(Text under study)
The iPhone is not without its business-use flaws. It doesn’t natively sync up with Exchange – and Microsoft will most likely do everything in its power to try to keep it that way. It does have the capability to hook up to IMAP email, LDAP address book and WebDav for calendaring – which with a bit of tweaking will work well for Exchange-based companies. Microsoft SharePoint can also be browsed from the web interface but to what extent? Time (and your apps developers) will tell. A newly annointed relationship with Cisco on all things iPhone should also let your iPhone into the VPN. When and how are still unknowns. And of course, don’t forget the arduous task of getting your conservative IT department to accept the idea of an Apple phone, let alone Apple computer loose in the ofice.
Also the first generation iPhone isn’t the raw specs winner by any stretch – those belong to the Windows Mobile Phones coming from Toshiba (
- EDGE wireless is SLOW by todays standards. Wifi will help but one can only wonder why Apple has forsaken the HSDPA/UTMS component and when the update will occur. As many have pointed out, battery life is a factor as the EDGE chips are much more efficient.
(End Text under study)
(Entries supplied)
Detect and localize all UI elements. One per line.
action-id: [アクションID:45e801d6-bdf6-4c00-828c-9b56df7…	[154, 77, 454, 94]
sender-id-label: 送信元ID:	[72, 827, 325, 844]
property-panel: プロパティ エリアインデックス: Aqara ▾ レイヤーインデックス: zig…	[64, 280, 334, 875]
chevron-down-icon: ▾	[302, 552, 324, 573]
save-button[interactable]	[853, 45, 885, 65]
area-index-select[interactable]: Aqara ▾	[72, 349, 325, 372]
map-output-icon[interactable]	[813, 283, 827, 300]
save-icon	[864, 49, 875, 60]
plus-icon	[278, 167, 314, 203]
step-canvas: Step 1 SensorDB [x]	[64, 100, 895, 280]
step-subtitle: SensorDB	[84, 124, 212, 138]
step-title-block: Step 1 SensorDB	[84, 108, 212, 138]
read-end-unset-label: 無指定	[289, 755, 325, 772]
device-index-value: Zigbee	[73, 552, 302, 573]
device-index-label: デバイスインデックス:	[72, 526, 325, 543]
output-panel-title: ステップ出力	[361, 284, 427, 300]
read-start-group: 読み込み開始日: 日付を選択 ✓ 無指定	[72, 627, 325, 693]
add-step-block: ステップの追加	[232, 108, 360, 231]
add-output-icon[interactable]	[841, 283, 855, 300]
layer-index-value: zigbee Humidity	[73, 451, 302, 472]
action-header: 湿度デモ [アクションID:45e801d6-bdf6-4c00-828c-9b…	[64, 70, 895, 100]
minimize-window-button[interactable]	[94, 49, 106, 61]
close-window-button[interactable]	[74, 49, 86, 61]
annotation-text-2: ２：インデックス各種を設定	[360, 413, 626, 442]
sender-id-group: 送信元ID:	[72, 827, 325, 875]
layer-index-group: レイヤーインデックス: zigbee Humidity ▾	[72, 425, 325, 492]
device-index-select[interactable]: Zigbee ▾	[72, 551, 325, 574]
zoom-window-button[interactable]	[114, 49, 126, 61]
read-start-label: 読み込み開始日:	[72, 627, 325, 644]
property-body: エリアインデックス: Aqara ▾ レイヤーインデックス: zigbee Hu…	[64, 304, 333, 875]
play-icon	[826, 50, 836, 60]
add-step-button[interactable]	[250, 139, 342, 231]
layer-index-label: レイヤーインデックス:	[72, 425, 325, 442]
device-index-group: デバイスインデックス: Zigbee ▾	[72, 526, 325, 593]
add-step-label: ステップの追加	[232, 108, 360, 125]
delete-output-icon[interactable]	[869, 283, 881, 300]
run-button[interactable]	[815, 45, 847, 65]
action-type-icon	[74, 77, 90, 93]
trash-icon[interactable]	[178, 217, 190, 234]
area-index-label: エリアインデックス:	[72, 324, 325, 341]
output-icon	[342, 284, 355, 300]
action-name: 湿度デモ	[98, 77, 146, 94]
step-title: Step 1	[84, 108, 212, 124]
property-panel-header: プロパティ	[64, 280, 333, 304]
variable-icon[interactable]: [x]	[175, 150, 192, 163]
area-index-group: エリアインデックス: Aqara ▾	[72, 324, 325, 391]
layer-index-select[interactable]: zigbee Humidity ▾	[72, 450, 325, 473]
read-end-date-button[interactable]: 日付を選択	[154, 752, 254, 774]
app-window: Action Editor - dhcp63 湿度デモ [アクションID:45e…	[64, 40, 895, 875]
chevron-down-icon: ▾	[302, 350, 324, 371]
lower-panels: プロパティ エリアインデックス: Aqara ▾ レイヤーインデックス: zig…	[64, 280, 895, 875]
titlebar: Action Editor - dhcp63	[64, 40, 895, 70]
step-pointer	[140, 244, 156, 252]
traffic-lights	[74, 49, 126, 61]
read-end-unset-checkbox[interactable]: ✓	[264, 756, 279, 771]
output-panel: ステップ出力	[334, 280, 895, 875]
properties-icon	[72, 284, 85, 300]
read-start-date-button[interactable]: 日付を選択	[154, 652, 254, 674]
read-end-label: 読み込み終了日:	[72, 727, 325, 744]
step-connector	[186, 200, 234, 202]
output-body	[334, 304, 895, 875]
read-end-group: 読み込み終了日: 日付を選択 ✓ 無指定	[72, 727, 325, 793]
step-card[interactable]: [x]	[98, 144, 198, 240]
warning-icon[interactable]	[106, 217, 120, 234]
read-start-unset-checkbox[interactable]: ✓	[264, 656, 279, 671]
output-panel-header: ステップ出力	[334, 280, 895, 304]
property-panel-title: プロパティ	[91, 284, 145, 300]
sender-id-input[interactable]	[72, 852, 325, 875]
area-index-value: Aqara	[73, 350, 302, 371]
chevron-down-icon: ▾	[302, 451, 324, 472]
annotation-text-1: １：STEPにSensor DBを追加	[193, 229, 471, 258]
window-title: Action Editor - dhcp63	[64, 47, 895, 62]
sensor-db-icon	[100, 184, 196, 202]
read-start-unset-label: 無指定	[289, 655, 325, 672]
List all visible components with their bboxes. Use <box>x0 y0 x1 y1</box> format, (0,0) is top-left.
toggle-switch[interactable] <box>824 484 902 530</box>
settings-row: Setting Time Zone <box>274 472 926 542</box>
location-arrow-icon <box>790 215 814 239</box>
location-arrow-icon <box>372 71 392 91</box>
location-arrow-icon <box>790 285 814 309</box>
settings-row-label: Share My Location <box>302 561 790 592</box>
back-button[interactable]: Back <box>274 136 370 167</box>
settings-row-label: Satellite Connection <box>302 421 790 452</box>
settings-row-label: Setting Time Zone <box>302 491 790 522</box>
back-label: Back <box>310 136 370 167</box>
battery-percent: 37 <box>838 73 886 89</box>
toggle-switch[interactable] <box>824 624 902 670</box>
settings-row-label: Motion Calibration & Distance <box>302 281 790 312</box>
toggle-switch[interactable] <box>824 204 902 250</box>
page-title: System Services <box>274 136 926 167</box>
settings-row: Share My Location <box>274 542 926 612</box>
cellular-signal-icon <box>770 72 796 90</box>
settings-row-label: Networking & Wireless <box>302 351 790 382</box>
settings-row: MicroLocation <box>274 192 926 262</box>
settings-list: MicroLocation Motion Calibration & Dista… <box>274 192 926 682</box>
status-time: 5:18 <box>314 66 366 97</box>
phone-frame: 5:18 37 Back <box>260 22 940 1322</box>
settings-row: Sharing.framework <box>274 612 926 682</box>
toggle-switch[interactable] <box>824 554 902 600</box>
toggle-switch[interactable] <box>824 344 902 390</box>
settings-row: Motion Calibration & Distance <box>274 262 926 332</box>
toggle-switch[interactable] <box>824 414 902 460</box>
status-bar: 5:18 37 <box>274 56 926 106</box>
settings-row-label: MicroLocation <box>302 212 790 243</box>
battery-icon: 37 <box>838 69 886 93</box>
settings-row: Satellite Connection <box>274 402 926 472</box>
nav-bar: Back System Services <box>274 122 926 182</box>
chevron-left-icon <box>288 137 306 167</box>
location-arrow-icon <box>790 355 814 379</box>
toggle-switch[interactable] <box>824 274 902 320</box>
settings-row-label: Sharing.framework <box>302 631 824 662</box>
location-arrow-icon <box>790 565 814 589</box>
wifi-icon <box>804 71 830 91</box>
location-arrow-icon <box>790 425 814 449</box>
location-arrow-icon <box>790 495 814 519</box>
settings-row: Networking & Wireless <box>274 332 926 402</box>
(End Entries supplied)
▶ [Task description] Can you copy everything in the iPhone text from "The iPhone is" down to "in the ofice.", swapping "IT department" for "tech team"? This listing comes from a separate source.

▶ [Response to this exercise]
The iPhone is not without its business-use flaws. It doesn’t natively sync up with Exchange – and Microsoft will most likely do everything in its power to try to keep it that way. It does have the capability to hook up to IMAP email, LDAP address book and WebDav for calendaring – which with a bit of tweaking will work well for Exchange-based companies. Microsoft SharePoint can also be browsed from the web interface but to what extent? Time (and your apps developers) will tell. A newly annointed relationship with Cisco on all things iPhone should also let your iPhone into the VPN. When and how are still unknowns. And of course, don’t forget the arduous task of getting your conservative tech team to accept the idea of an Apple phone, let alone Apple computer loose in the ofice.